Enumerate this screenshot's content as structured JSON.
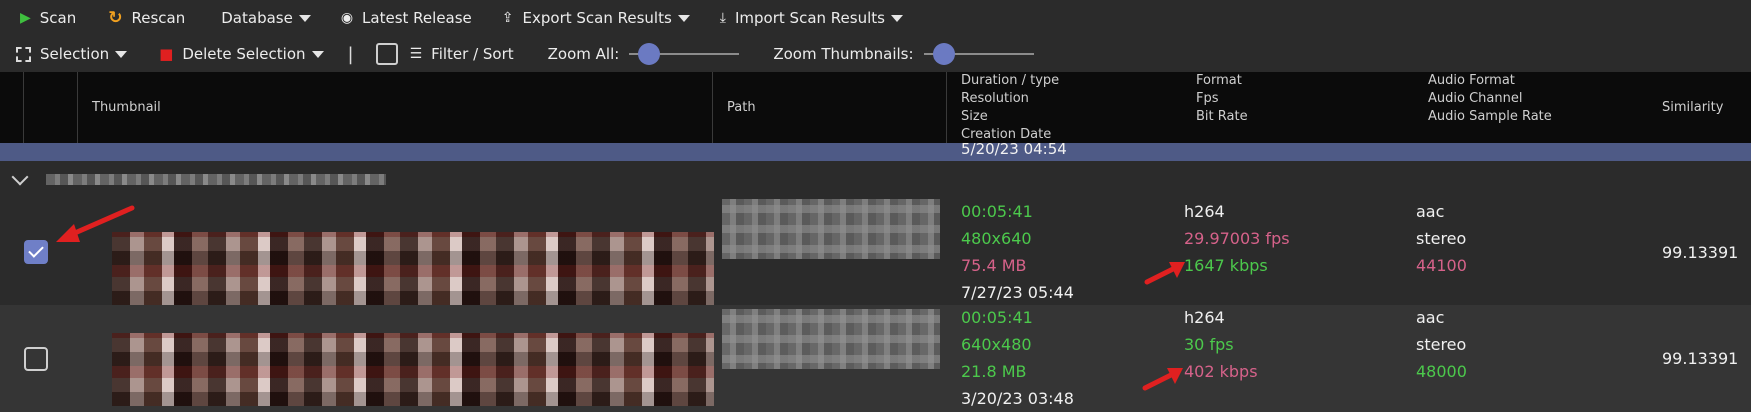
{
  "toolbar1": {
    "scan": "Scan",
    "rescan": "Rescan",
    "database": "Database",
    "latest_release": "Latest Release",
    "export": "Export Scan Results",
    "import": "Import Scan Results"
  },
  "toolbar2": {
    "selection": "Selection",
    "delete_selection": "Delete Selection",
    "separator": "|",
    "filter_sort": "Filter / Sort",
    "zoom_all": "Zoom All:",
    "zoom_all_level": 0.1,
    "zoom_thumbnails": "Zoom Thumbnails:",
    "zoom_thumbnails_level": 0.1
  },
  "columns": {
    "thumbnail": "Thumbnail",
    "path": "Path",
    "duration_type": "Duration / type",
    "resolution": "Resolution",
    "size": "Size",
    "creation_date": "Creation Date",
    "format": "Format",
    "fps": "Fps",
    "bit_rate": "Bit Rate",
    "audio_format": "Audio Format",
    "audio_channel": "Audio Channel",
    "audio_sample_rate": "Audio Sample Rate",
    "similarity": "Similarity"
  },
  "prev_row_date": "5/20/23 04:54",
  "rows": [
    {
      "checked": true,
      "duration": "00:05:41",
      "resolution": "480x640",
      "size": "75.4 MB",
      "creation_date": "7/27/23 05:44",
      "format": "h264",
      "fps": "29.97003 fps",
      "bit_rate": "1647 kbps",
      "audio_format": "aac",
      "audio_channel": "stereo",
      "audio_sample_rate": "44100",
      "similarity": "99.13391"
    },
    {
      "checked": false,
      "duration": "00:05:41",
      "resolution": "640x480",
      "size": "21.8 MB",
      "creation_date": "3/20/23 03:48",
      "format": "h264",
      "fps": "30 fps",
      "bit_rate": "402 kbps",
      "audio_format": "aac",
      "audio_channel": "stereo",
      "audio_sample_rate": "48000",
      "similarity": "99.13391"
    }
  ],
  "colors": {
    "accent": "#6b7ac2",
    "better": "#4cc94c",
    "worse": "#d6628a",
    "arrow": "#e02020"
  }
}
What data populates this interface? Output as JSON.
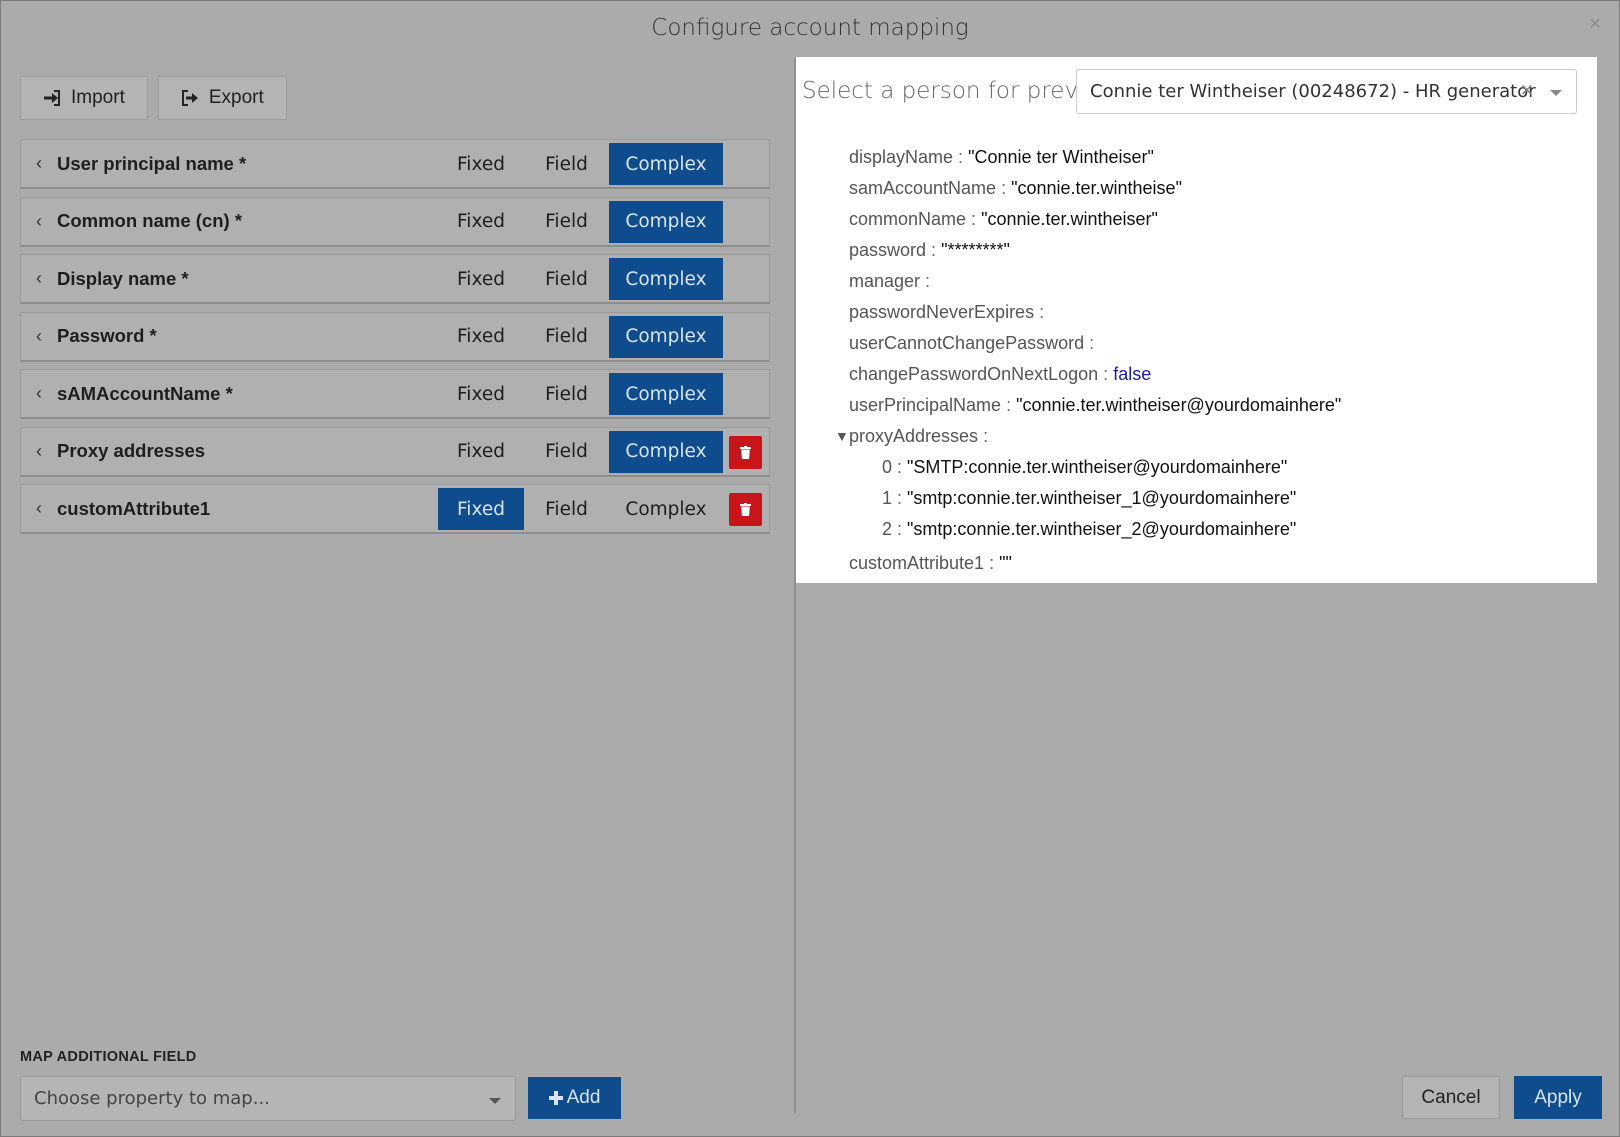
{
  "dialog": {
    "title": "Configure account mapping",
    "close_glyph": "×"
  },
  "toolbar": {
    "import_label": "Import",
    "export_label": "Export"
  },
  "mode_labels": {
    "fixed": "Fixed",
    "field": "Field",
    "complex": "Complex"
  },
  "mappings": [
    {
      "label": "User principal name *",
      "mode": "complex",
      "deletable": false
    },
    {
      "label": "Common name (cn) *",
      "mode": "complex",
      "deletable": false
    },
    {
      "label": "Display name *",
      "mode": "complex",
      "deletable": false
    },
    {
      "label": "Password *",
      "mode": "complex",
      "deletable": false
    },
    {
      "label": "sAMAccountName *",
      "mode": "complex",
      "deletable": false
    },
    {
      "label": "Proxy addresses",
      "mode": "complex",
      "deletable": true
    },
    {
      "label": "customAttribute1",
      "mode": "fixed",
      "deletable": true
    }
  ],
  "preview": {
    "label": "Select a person for preview",
    "selected_person": "Connie ter Wintheiser (00248672) - HR generator",
    "fields": [
      {
        "key": "displayName",
        "value": "\"Connie ter Wintheiser\"",
        "type": "string"
      },
      {
        "key": "samAccountName",
        "value": "\"connie.ter.wintheise\"",
        "type": "string"
      },
      {
        "key": "commonName",
        "value": "\"connie.ter.wintheiser\"",
        "type": "string"
      },
      {
        "key": "password",
        "value": "\"********\"",
        "type": "string"
      },
      {
        "key": "manager",
        "value": "",
        "type": "empty"
      },
      {
        "key": "passwordNeverExpires",
        "value": "",
        "type": "empty"
      },
      {
        "key": "userCannotChangePassword",
        "value": "",
        "type": "empty"
      },
      {
        "key": "changePasswordOnNextLogon",
        "value": "false",
        "type": "bool"
      },
      {
        "key": "userPrincipalName",
        "value": "\"connie.ter.wintheiser@yourdomainhere\"",
        "type": "string"
      }
    ],
    "proxy": {
      "key": "proxyAddresses",
      "items": [
        {
          "index": "0",
          "value": "\"SMTP:connie.ter.wintheiser@yourdomainhere\""
        },
        {
          "index": "1",
          "value": "\"smtp:connie.ter.wintheiser_1@yourdomainhere\""
        },
        {
          "index": "2",
          "value": "\"smtp:connie.ter.wintheiser_2@yourdomainhere\""
        }
      ]
    },
    "last_field": {
      "key": "customAttribute1",
      "value": "\"\""
    }
  },
  "map_additional": {
    "label": "MAP ADDITIONAL FIELD",
    "placeholder": "Choose property to map...",
    "add_label": "Add"
  },
  "footer": {
    "cancel_label": "Cancel",
    "apply_label": "Apply"
  },
  "colors": {
    "accent": "#0f4c8d",
    "danger": "#c8151b",
    "bool": "#1a1aa6"
  }
}
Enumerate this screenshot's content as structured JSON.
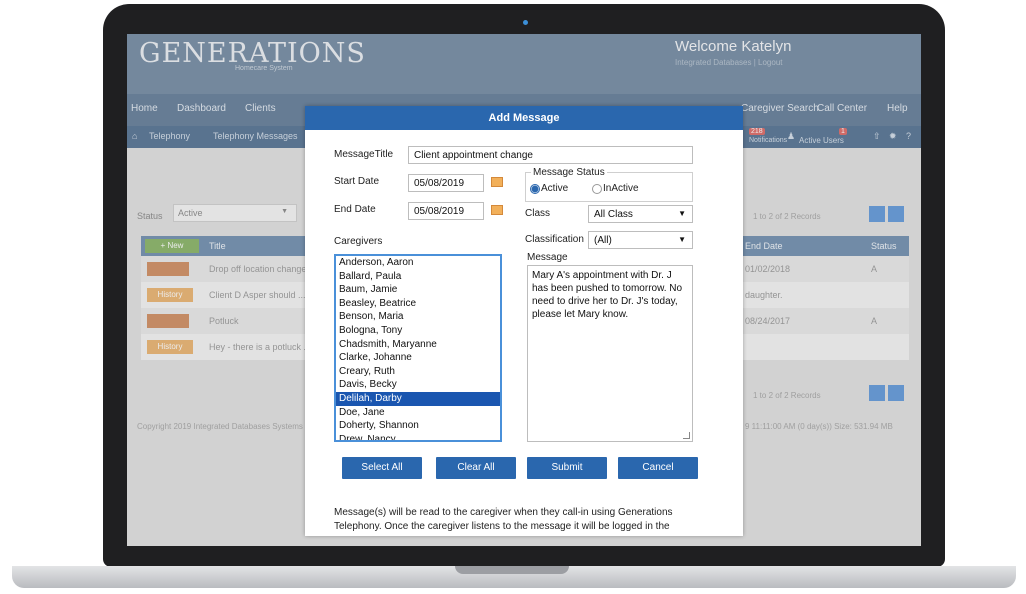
{
  "app": {
    "logo": "GENERATIONS",
    "logo_sub": "Homecare System",
    "welcome": "Welcome Katelyn",
    "welcome_sub": "Integrated Databases | Logout"
  },
  "nav": [
    "Home",
    "Dashboard",
    "Clients",
    "Caregiver Search",
    "Call Center",
    "Help"
  ],
  "subnav": [
    "Telephony",
    "Telephony Messages"
  ],
  "header_counts": {
    "notifications": "218",
    "notifications_label": "Notifications",
    "active_users": "1",
    "active_users_label": "Active Users"
  },
  "page": {
    "status_label": "Status",
    "status_value": "Active",
    "new_button": "+ New",
    "col_title": "Title",
    "col_end_date": "End Date",
    "col_status": "Status",
    "rows": [
      {
        "title": "Drop off location change",
        "end_date": "01/02/2018",
        "status": "A"
      },
      {
        "history": "History",
        "title": "Client D Asper should ...",
        "note": "daughter."
      },
      {
        "title": "Potluck",
        "end_date": "08/24/2017",
        "status": "A"
      },
      {
        "history": "History",
        "title": "Hey - there is a potluck ..."
      }
    ],
    "records": "1 to 2 of 2 Records",
    "copyright": "Copyright 2019 Integrated Databases Systems",
    "footer_right": "9 11:11:00 AM (0 day(s)) Size: 531.94 MB"
  },
  "modal": {
    "title": "Add Message",
    "message_title_label": "MessageTitle",
    "message_title_value": "Client appointment change",
    "start_date_label": "Start Date",
    "start_date_value": "05/08/2019",
    "end_date_label": "End Date",
    "end_date_value": "05/08/2019",
    "message_status_label": "Message Status",
    "status_active": "Active",
    "status_inactive": "InActive",
    "class_label": "Class",
    "class_value": "All Class",
    "classification_label": "Classification",
    "classification_value": "(All)",
    "caregivers_label": "Caregivers",
    "caregivers": [
      "Anderson, Aaron",
      "Ballard, Paula",
      "Baum, Jamie",
      "Beasley, Beatrice",
      "Benson, Maria",
      "Bologna, Tony",
      "Chadsmith, Maryanne",
      "Clarke, Johanne",
      "Creary, Ruth",
      "Davis, Becky",
      "Delilah, Darby",
      "Doe, Jane",
      "Doherty, Shannon",
      "Drew, Nancy"
    ],
    "selected_caregiver": "Delilah, Darby",
    "message_label": "Message",
    "message_value": "Mary A's appointment with Dr. J has been pushed to tomorrow. No need to drive her to Dr. J's today, please let Mary know.",
    "select_all": "Select All",
    "clear_all": "Clear All",
    "submit": "Submit",
    "cancel": "Cancel",
    "note": "Message(s) will be read to the caregiver when they call-in using Generations Telephony. Once the caregiver listens to the message it will be logged in the"
  }
}
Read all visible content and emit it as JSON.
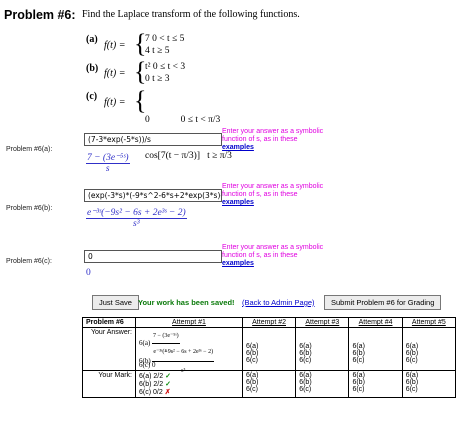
{
  "problem": {
    "title": "Problem #6:",
    "prompt": "Find the Laplace transform of the following functions."
  },
  "parts": {
    "a": {
      "label": "(a)",
      "lhs": "f(t) =",
      "case1": "7   0 < t ≤ 5",
      "case2": "4   t ≥ 5"
    },
    "b": {
      "label": "(b)",
      "lhs": "f(t) =",
      "case1": "t²   0 ≤ t < 3",
      "case2": "0   t ≥ 3"
    },
    "c": {
      "label": "(c)",
      "lhs": "f(t) =",
      "case1": "0             0 ≤ t < π/3",
      "case2": "cos[7(t − π/3)]   t ≥ π/3"
    }
  },
  "answers": [
    {
      "label": "Problem #6(a):",
      "value": "(7-3*exp(-5*s))/s",
      "preview_num": "7 − (3e⁻⁵ˢ)",
      "preview_den": "s"
    },
    {
      "label": "Problem #6(b):",
      "value": "(exp(-3*s)*(-9*s^2-6*s+2*exp(3*s)-",
      "preview_num": "e⁻³ˢ(−9s² − 6s + 2e³ˢ − 2)",
      "preview_den": "s³"
    },
    {
      "label": "Problem #6(c):",
      "value": "0",
      "preview_text": "0"
    }
  ],
  "hint": {
    "line1": "Enter your answer as a symbolic",
    "line2": "function of s, as in these",
    "link": "examples"
  },
  "actions": {
    "just_save": "Just Save",
    "saved_msg": "Your work has been saved!",
    "back_link": "(Back to Admin Page)",
    "submit": "Submit Problem #6 for Grading"
  },
  "attempts_table": {
    "header": [
      "Problem #6",
      "Attempt #1",
      "Attempt #2",
      "Attempt #3",
      "Attempt #4",
      "Attempt #5"
    ],
    "your_answer_label": "Your Answer:",
    "your_mark_label": "Your Mark:",
    "attempt1": {
      "a_label": "6(a)",
      "a_num": "7 − (3e⁻⁵ˢ)",
      "a_den": "s",
      "b_label": "6(b)",
      "b_num": "e⁻³ˢ(−9s² − 6s + 2e³ˢ − 2)",
      "b_den": "s³",
      "c_label": "6(c)",
      "c_val": "0"
    },
    "other_attempt_labels": [
      "6(a)",
      "6(b)",
      "6(c)"
    ],
    "marks": [
      {
        "text": "6(a) 2/2",
        "status": "✓"
      },
      {
        "text": "6(b) 2/2",
        "status": "✓"
      },
      {
        "text": "6(c) 0/2",
        "status": "✗"
      }
    ]
  }
}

════════════════

__WHAT NEEDS TO BE DONE__
Of the lines above, how many contain the word "Selection"? Provide the number and nothing else.

__SOLUTION TO THIS TASK__
2